Stored rows:
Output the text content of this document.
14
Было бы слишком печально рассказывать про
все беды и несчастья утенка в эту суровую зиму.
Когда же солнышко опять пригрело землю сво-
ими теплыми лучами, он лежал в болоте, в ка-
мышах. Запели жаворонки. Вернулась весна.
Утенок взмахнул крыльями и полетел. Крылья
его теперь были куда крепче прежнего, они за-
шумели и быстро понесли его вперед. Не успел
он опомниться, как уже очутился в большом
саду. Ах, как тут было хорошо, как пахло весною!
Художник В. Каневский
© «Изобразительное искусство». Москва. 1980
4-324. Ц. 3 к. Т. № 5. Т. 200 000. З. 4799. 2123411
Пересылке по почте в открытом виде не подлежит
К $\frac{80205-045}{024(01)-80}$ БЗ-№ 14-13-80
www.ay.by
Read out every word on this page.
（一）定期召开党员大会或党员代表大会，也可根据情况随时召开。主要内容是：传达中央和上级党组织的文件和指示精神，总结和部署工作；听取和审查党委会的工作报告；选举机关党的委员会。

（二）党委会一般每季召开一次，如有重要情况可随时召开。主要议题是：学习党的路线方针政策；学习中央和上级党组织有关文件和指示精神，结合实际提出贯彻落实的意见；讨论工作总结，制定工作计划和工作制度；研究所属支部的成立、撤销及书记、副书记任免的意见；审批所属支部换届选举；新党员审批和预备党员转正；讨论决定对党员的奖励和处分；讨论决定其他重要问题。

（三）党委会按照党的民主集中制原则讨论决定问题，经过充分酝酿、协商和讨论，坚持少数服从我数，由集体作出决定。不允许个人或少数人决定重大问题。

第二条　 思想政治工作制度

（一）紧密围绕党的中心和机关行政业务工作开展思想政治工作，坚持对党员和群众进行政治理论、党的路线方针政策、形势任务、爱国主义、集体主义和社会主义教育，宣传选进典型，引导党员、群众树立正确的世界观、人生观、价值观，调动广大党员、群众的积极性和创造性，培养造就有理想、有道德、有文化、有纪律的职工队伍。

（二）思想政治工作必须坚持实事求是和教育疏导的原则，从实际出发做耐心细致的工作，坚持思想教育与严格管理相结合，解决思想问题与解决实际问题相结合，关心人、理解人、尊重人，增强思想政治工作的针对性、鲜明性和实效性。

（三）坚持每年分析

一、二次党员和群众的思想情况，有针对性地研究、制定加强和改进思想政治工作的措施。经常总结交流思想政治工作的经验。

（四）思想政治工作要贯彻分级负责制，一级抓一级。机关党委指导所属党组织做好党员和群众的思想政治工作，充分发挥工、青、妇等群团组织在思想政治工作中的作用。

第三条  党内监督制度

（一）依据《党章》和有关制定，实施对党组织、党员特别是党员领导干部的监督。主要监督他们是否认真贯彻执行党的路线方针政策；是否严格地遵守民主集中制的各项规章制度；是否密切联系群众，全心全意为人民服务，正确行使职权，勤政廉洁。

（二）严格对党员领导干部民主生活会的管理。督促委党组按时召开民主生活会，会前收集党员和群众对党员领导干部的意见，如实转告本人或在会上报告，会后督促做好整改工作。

What you will do:
Scan the material above for the word "this". Copy each line where it occurs.

Reply to the exercise:
Output the text content of this document.
Read out every word on this page.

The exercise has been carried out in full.